-- Begin --

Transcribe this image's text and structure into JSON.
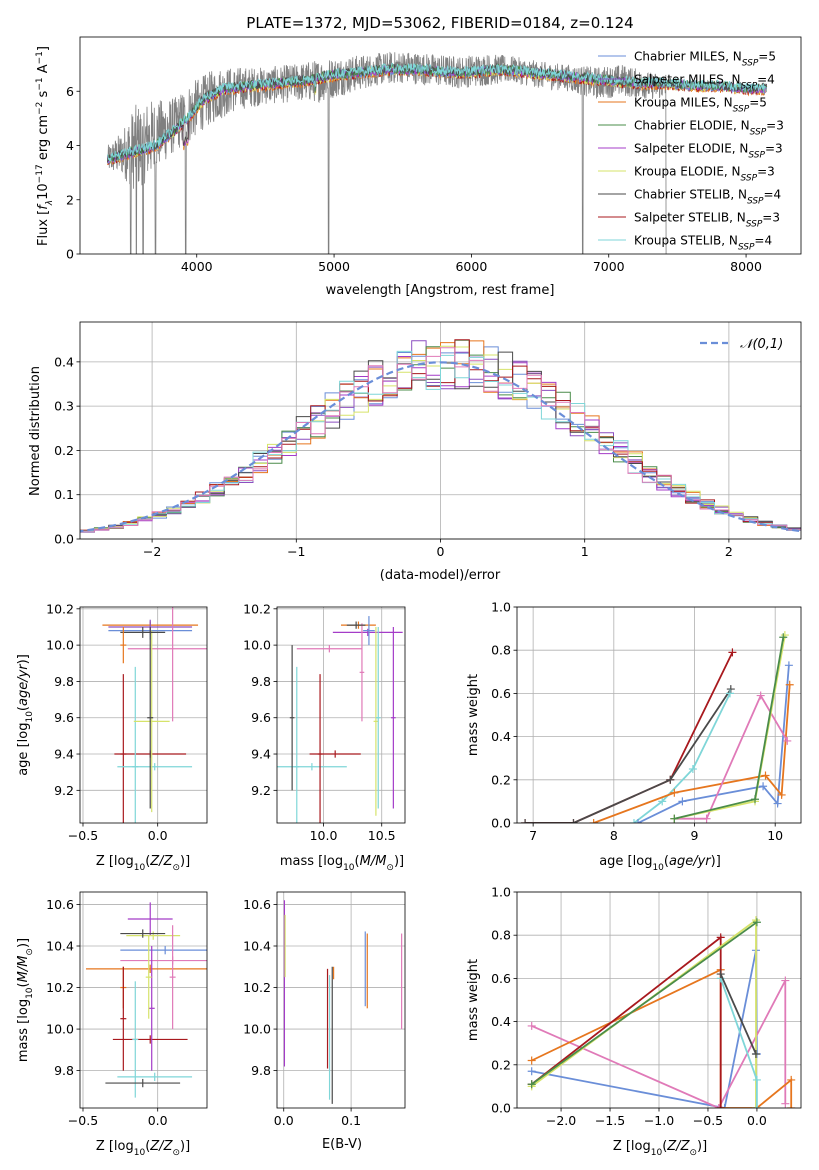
{
  "figure": {
    "title": "PLATE=1372, MJD=53062, FIBERID=0184, z=0.124"
  },
  "colors": {
    "chabrier_miles": "#6a8ed8",
    "salpeter_miles": "#8c4fc1",
    "kroupa_miles": "#e6761e",
    "chabrier_elodie": "#4a8c4a",
    "salpeter_elodie": "#a43cc8",
    "kroupa_elodie": "#d6e36a",
    "chabrier_stelib": "#4a4a4a",
    "salpeter_stelib": "#a8191e",
    "kroupa_stelib": "#7fd6d8",
    "pink": "#e07ab8",
    "data_gray": "#808080",
    "normal_curve": "#6a8ed8"
  },
  "chart_data": [
    {
      "id": "spectrum",
      "type": "line",
      "title": "PLATE=1372, MJD=53062, FIBERID=0184, z=0.124",
      "xlabel": "wavelength [Angstrom, rest frame]",
      "ylabel": "Flux [f_λ 10^-17 erg cm^-2 s^-1 A^-1]",
      "xlim": [
        3150,
        8400
      ],
      "ylim": [
        0,
        8
      ],
      "xticks": [
        4000,
        5000,
        6000,
        7000,
        8000
      ],
      "yticks": [
        0,
        2,
        4,
        6
      ],
      "legend": "top-right",
      "legend_entries": [
        {
          "label": "Chabrier MILES, N",
          "sub": "SSP",
          "suffix": "=5",
          "color_key": "chabrier_miles"
        },
        {
          "label": "Salpeter MILES, N",
          "sub": "SSP",
          "suffix": "=4",
          "color_key": "salpeter_miles"
        },
        {
          "label": "Kroupa MILES, N",
          "sub": "SSP",
          "suffix": "=5",
          "color_key": "kroupa_miles"
        },
        {
          "label": "Chabrier ELODIE, N",
          "sub": "SSP",
          "suffix": "=3",
          "color_key": "chabrier_elodie"
        },
        {
          "label": "Salpeter ELODIE, N",
          "sub": "SSP",
          "suffix": "=3",
          "color_key": "salpeter_elodie"
        },
        {
          "label": "Kroupa ELODIE, N",
          "sub": "SSP",
          "suffix": "=3",
          "color_key": "kroupa_elodie"
        },
        {
          "label": "Chabrier STELIB, N",
          "sub": "SSP",
          "suffix": "=4",
          "color_key": "chabrier_stelib"
        },
        {
          "label": "Salpeter STELIB, N",
          "sub": "SSP",
          "suffix": "=3",
          "color_key": "salpeter_stelib"
        },
        {
          "label": "Kroupa STELIB, N",
          "sub": "SSP",
          "suffix": "=4",
          "color_key": "kroupa_stelib"
        }
      ],
      "data_envelope": {
        "x": [
          3350,
          3450,
          3550,
          3650,
          3750,
          3850,
          3950,
          4050,
          4150,
          4300,
          4500,
          4700,
          4900,
          5100,
          5300,
          5500,
          5700,
          5900,
          6100,
          6300,
          6500,
          6700,
          6900,
          7100,
          7300,
          7420
        ],
        "y": [
          3.5,
          3.7,
          3.9,
          4.2,
          4.5,
          4.8,
          5.2,
          5.6,
          5.9,
          6.1,
          6.2,
          6.3,
          6.4,
          6.6,
          6.8,
          6.9,
          6.8,
          6.7,
          6.8,
          6.8,
          6.6,
          6.5,
          6.3,
          6.4,
          6.2,
          6.2
        ],
        "noise": [
          0.5,
          0.8,
          1.6,
          1.5,
          1.2,
          1.0,
          1.1,
          1.0,
          1.0,
          0.8,
          0.7,
          0.7,
          0.8,
          0.7,
          0.6,
          0.6,
          0.6,
          0.6,
          0.6,
          0.5,
          0.5,
          0.5,
          0.6,
          0.6,
          0.5,
          0.5
        ],
        "dropouts": [
          3520,
          3560,
          3610,
          3700,
          3920,
          4960,
          6810,
          7420
        ]
      },
      "model_envelope": {
        "x": [
          3350,
          3500,
          3700,
          3850,
          3950,
          4050,
          4200,
          4400,
          4600,
          4800,
          5000,
          5200,
          5400,
          5600,
          5800,
          6000,
          6200,
          6400,
          6600,
          6800,
          7000,
          7200,
          7400,
          7600,
          7800,
          8000,
          8150
        ],
        "y": [
          3.5,
          3.7,
          4.0,
          4.6,
          5.1,
          5.7,
          6.1,
          6.2,
          6.3,
          6.4,
          6.6,
          6.7,
          6.8,
          6.8,
          6.7,
          6.7,
          6.8,
          6.7,
          6.6,
          6.5,
          6.4,
          6.3,
          6.3,
          6.2,
          6.2,
          6.1,
          6.1
        ]
      }
    },
    {
      "id": "residuals",
      "type": "histogram",
      "xlabel": "(data-model)/error",
      "ylabel": "Normed distribution",
      "xlim": [
        -2.5,
        2.5
      ],
      "ylim": [
        0,
        0.49
      ],
      "xticks": [
        -2,
        -1,
        0,
        1,
        2
      ],
      "yticks": [
        0.0,
        0.1,
        0.2,
        0.3,
        0.4
      ],
      "legend": "top-right",
      "legend_entry": "𝒩(0,1)",
      "bin_edges_step": 0.1,
      "bin_edges_start": -2.5
    },
    {
      "id": "age_vs_Z",
      "type": "errorbar",
      "xlabel": "Z [log10(Z/Z⊙)]",
      "ylabel": "age [log10(age/yr)]",
      "xlim": [
        -0.52,
        0.33
      ],
      "ylim": [
        9.02,
        10.21
      ],
      "xticks": [
        -0.5,
        0.0
      ],
      "yticks": [
        9.2,
        9.4,
        9.6,
        9.8,
        10.0,
        10.2
      ],
      "points": [
        {
          "c": "chabrier_miles",
          "x": -0.05,
          "xerr": 0.28,
          "y": 10.08,
          "yerr": 0.05
        },
        {
          "c": "kroupa_miles",
          "x": -0.05,
          "xerr": 0.32,
          "y": 10.11,
          "yerr": 0.02
        },
        {
          "c": "salpeter_miles",
          "x": -0.05,
          "xerr": 0.28,
          "y": 10.1,
          "yerr": 0.04
        },
        {
          "c": "pink",
          "x": 0.1,
          "xerr": 0.3,
          "y": 9.98,
          "yerr": 0.4
        },
        {
          "c": "salpeter_stelib",
          "x": -0.23,
          "xerr": 0.02,
          "y": 9.4,
          "yerr": 0.44
        },
        {
          "c": "salpeter_stelib",
          "x": -0.05,
          "xerr": 0.24,
          "y": 9.4,
          "yerr": 0.02
        },
        {
          "c": "kroupa_stelib",
          "x": -0.02,
          "xerr": 0.25,
          "y": 9.33,
          "yerr": 0.02
        },
        {
          "c": "kroupa_stelib",
          "x": -0.15,
          "xerr": 0.02,
          "y": 9.33,
          "yerr": 0.55
        },
        {
          "c": "kroupa_elodie",
          "x": -0.04,
          "xerr": 0.12,
          "y": 9.58,
          "yerr": 0.5
        },
        {
          "c": "chabrier_stelib",
          "x": -0.1,
          "xerr": 0.15,
          "y": 10.07,
          "yerr": 0.03
        },
        {
          "c": "chabrier_stelib",
          "x": -0.05,
          "xerr": 0.02,
          "y": 9.6,
          "yerr": 0.5
        },
        {
          "c": "kroupa_miles",
          "x": -0.23,
          "xerr": 0.02,
          "y": 10.0,
          "yerr": 0.1
        }
      ]
    },
    {
      "id": "age_vs_mass",
      "type": "errorbar",
      "xlabel": "mass [log10(M/M⊙)]",
      "ylabel": "",
      "xlim": [
        9.6,
        10.7
      ],
      "ylim": [
        9.02,
        10.21
      ],
      "xticks": [
        10.0,
        10.5
      ],
      "yticks": [
        9.2,
        9.4,
        9.6,
        9.8,
        10.0,
        10.2
      ],
      "points": [
        {
          "c": "kroupa_miles",
          "x": 10.3,
          "xerr": 0.15,
          "y": 10.11,
          "yerr": 0.02
        },
        {
          "c": "salpeter_elodie",
          "x": 10.38,
          "xerr": 0.3,
          "y": 10.07,
          "yerr": 0.02
        },
        {
          "c": "salpeter_elodie",
          "x": 10.6,
          "xerr": 0.02,
          "y": 9.6,
          "yerr": 0.5
        },
        {
          "c": "chabrier_miles",
          "x": 10.39,
          "xerr": 0.05,
          "y": 10.08,
          "yerr": 0.08
        },
        {
          "c": "pink",
          "x": 10.05,
          "xerr": 0.28,
          "y": 9.98,
          "yerr": 0.02
        },
        {
          "c": "pink",
          "x": 10.33,
          "xerr": 0.02,
          "y": 9.85,
          "yerr": 0.27
        },
        {
          "c": "kroupa_elodie",
          "x": 10.45,
          "xerr": 0.02,
          "y": 9.58,
          "yerr": 0.52
        },
        {
          "c": "kroupa_stelib",
          "x": 10.47,
          "xerr": 0.02,
          "y": 9.6,
          "yerr": 0.5
        },
        {
          "c": "kroupa_stelib",
          "x": 9.9,
          "xerr": 0.3,
          "y": 9.33,
          "yerr": 0.02
        },
        {
          "c": "kroupa_stelib",
          "x": 9.77,
          "xerr": 0.02,
          "y": 9.33,
          "yerr": 0.55
        },
        {
          "c": "chabrier_stelib",
          "x": 9.73,
          "xerr": 0.02,
          "y": 9.6,
          "yerr": 0.4
        },
        {
          "c": "salpeter_stelib",
          "x": 9.97,
          "xerr": 0.02,
          "y": 9.4,
          "yerr": 0.44
        },
        {
          "c": "salpeter_stelib",
          "x": 10.1,
          "xerr": 0.22,
          "y": 9.4,
          "yerr": 0.02
        },
        {
          "c": "chabrier_stelib",
          "x": 10.28,
          "xerr": 0.08,
          "y": 10.11,
          "yerr": 0.02
        }
      ]
    },
    {
      "id": "mw_vs_age",
      "type": "line",
      "xlabel": "age [log10(age/yr)]",
      "ylabel": "mass weight",
      "xlim": [
        6.8,
        10.32
      ],
      "ylim": [
        0,
        1.0
      ],
      "xticks": [
        7,
        8,
        9,
        10
      ],
      "yticks": [
        0.0,
        0.2,
        0.4,
        0.6,
        0.8,
        1.0
      ],
      "series": [
        {
          "c": "salpeter_stelib",
          "x": [
            6.9,
            7.5,
            8.7,
            9.47
          ],
          "y": [
            0.0,
            0.0,
            0.2,
            0.79
          ]
        },
        {
          "c": "chabrier_stelib",
          "x": [
            6.9,
            7.5,
            8.7,
            9.45
          ],
          "y": [
            0.0,
            0.0,
            0.2,
            0.62
          ]
        },
        {
          "c": "kroupa_stelib",
          "x": [
            8.25,
            8.6,
            8.98,
            9.44
          ],
          "y": [
            0.0,
            0.1,
            0.25,
            0.6
          ]
        },
        {
          "c": "chabrier_miles",
          "x": [
            8.3,
            8.85,
            9.85,
            10.03,
            10.17
          ],
          "y": [
            0.0,
            0.1,
            0.17,
            0.09,
            0.73
          ]
        },
        {
          "c": "kroupa_miles",
          "x": [
            7.75,
            8.75,
            9.88,
            10.08,
            10.18
          ],
          "y": [
            0.0,
            0.14,
            0.22,
            0.13,
            0.64
          ]
        },
        {
          "c": "pink",
          "x": [
            8.75,
            9.15,
            9.82,
            10.15
          ],
          "y": [
            0.02,
            0.02,
            0.59,
            0.38
          ]
        },
        {
          "c": "kroupa_elodie",
          "x": [
            8.75,
            9.75,
            10.12
          ],
          "y": [
            0.02,
            0.1,
            0.87
          ]
        },
        {
          "c": "chabrier_elodie",
          "x": [
            8.75,
            9.75,
            10.1
          ],
          "y": [
            0.02,
            0.11,
            0.86
          ]
        }
      ]
    },
    {
      "id": "mass_vs_Z",
      "type": "errorbar",
      "xlabel": "Z [log10(Z/Z⊙)]",
      "ylabel": "mass [log10(M/M⊙)]",
      "xlim": [
        -0.52,
        0.33
      ],
      "ylim": [
        9.62,
        10.66
      ],
      "xticks": [
        -0.5,
        0.0
      ],
      "yticks": [
        9.8,
        10.0,
        10.2,
        10.4,
        10.6
      ],
      "points": [
        {
          "c": "salpeter_elodie",
          "x": -0.05,
          "xerr": 0.15,
          "y": 10.53,
          "yerr": 0.08
        },
        {
          "c": "kroupa_elodie",
          "x": -0.03,
          "xerr": 0.18,
          "y": 10.45,
          "yerr": 0.02
        },
        {
          "c": "chabrier_stelib",
          "x": -0.1,
          "xerr": 0.15,
          "y": 10.46,
          "yerr": 0.02
        },
        {
          "c": "chabrier_miles",
          "x": 0.05,
          "xerr": 0.3,
          "y": 10.38,
          "yerr": 0.02
        },
        {
          "c": "pink",
          "x": 0.1,
          "xerr": 0.35,
          "y": 10.33,
          "yerr": 0.02
        },
        {
          "c": "kroupa_miles",
          "x": -0.05,
          "xerr": 0.43,
          "y": 10.29,
          "yerr": 0.02
        },
        {
          "c": "kroupa_miles",
          "x": -0.23,
          "xerr": 0.02,
          "y": 10.2,
          "yerr": 0.1
        },
        {
          "c": "salpeter_stelib",
          "x": -0.05,
          "xerr": 0.25,
          "y": 9.95,
          "yerr": 0.02
        },
        {
          "c": "salpeter_stelib",
          "x": -0.23,
          "xerr": 0.02,
          "y": 10.05,
          "yerr": 0.25
        },
        {
          "c": "kroupa_stelib",
          "x": -0.02,
          "xerr": 0.25,
          "y": 9.77,
          "yerr": 0.02
        },
        {
          "c": "kroupa_stelib",
          "x": -0.15,
          "xerr": 0.02,
          "y": 9.95,
          "yerr": 0.28
        },
        {
          "c": "chabrier_stelib",
          "x": -0.1,
          "xerr": 0.25,
          "y": 9.74,
          "yerr": 0.02
        },
        {
          "c": "salpeter_elodie",
          "x": -0.04,
          "xerr": 0.02,
          "y": 10.1,
          "yerr": 0.3
        },
        {
          "c": "pink",
          "x": 0.1,
          "xerr": 0.02,
          "y": 10.25,
          "yerr": 0.25
        },
        {
          "c": "kroupa_elodie",
          "x": -0.06,
          "xerr": 0.02,
          "y": 10.25,
          "yerr": 0.2
        }
      ]
    },
    {
      "id": "mass_vs_ebv",
      "type": "errorbar",
      "xlabel": "E(B-V)",
      "ylabel": "",
      "xlim": [
        -0.01,
        0.18
      ],
      "ylim": [
        9.62,
        10.66
      ],
      "xticks": [
        0.0,
        0.1
      ],
      "yticks": [
        9.8,
        10.0,
        10.2,
        10.4,
        10.6
      ],
      "points": [
        {
          "c": "salpeter_elodie",
          "x": 0.001,
          "y": 10.22,
          "yerr": 0.4
        },
        {
          "c": "kroupa_elodie",
          "x": 0.002,
          "y": 10.4,
          "yerr": 0.15
        },
        {
          "c": "salpeter_stelib",
          "x": 0.065,
          "y": 10.05,
          "yerr": 0.24
        },
        {
          "c": "kroupa_stelib",
          "x": 0.068,
          "y": 9.96,
          "yerr": 0.3
        },
        {
          "c": "chabrier_stelib",
          "x": 0.072,
          "y": 9.97,
          "yerr": 0.33
        },
        {
          "c": "kroupa_miles",
          "x": 0.074,
          "y": 10.27,
          "yerr": 0.03
        },
        {
          "c": "chabrier_miles",
          "x": 0.121,
          "y": 10.29,
          "yerr": 0.18
        },
        {
          "c": "kroupa_miles",
          "x": 0.124,
          "y": 10.28,
          "yerr": 0.18
        },
        {
          "c": "pink",
          "x": 0.175,
          "y": 10.23,
          "yerr": 0.23
        }
      ]
    },
    {
      "id": "mw_vs_Z",
      "type": "line",
      "xlabel": "Z [log10(Z/Z⊙)]",
      "ylabel": "mass weight",
      "xlim": [
        -2.45,
        0.45
      ],
      "ylim": [
        0,
        1.0
      ],
      "xticks": [
        -2.0,
        -1.5,
        -1.0,
        -0.5,
        0.0
      ],
      "yticks": [
        0.0,
        0.2,
        0.4,
        0.6,
        0.8,
        1.0
      ],
      "series": [
        {
          "c": "chabrier_miles",
          "x": [
            -2.3,
            -0.33,
            -0.01,
            0.0
          ],
          "y": [
            0.17,
            0.0,
            0.73,
            0.25
          ]
        },
        {
          "c": "pink",
          "x": [
            -2.3,
            -0.39,
            0.29,
            0.29
          ],
          "y": [
            0.38,
            0.0,
            0.59,
            0.02
          ]
        },
        {
          "c": "kroupa_miles",
          "x": [
            -2.3,
            -0.37,
            -0.37,
            0.0,
            0.35,
            0.35
          ],
          "y": [
            0.22,
            0.64,
            0.0,
            0.0,
            0.13,
            0.0
          ]
        },
        {
          "c": "salpeter_stelib",
          "x": [
            -2.3,
            -0.37,
            -0.37
          ],
          "y": [
            0.11,
            0.79,
            0.0
          ]
        },
        {
          "c": "kroupa_elodie",
          "x": [
            -2.3,
            -0.01,
            -0.01
          ],
          "y": [
            0.1,
            0.87,
            0.0
          ]
        },
        {
          "c": "chabrier_elodie",
          "x": [
            -2.3,
            0.0
          ],
          "y": [
            0.11,
            0.86
          ]
        },
        {
          "c": "kroupa_stelib",
          "x": [
            -0.37,
            0.0,
            0.0
          ],
          "y": [
            0.6,
            0.13,
            0.0
          ]
        },
        {
          "c": "chabrier_stelib",
          "x": [
            -0.37,
            -0.01
          ],
          "y": [
            0.62,
            0.25
          ]
        }
      ]
    }
  ]
}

-- End --

_EXERCISE PROMPT_.
Pull out every line of the records that includes the string "title".

_COMPLETE OUTPUT_.
    "title": "PLATE=1372, MJD=53062, FIBERID=0184, z=0.124"
      "title": "PLATE=1372, MJD=53062, FIBERID=0184, z=0.124",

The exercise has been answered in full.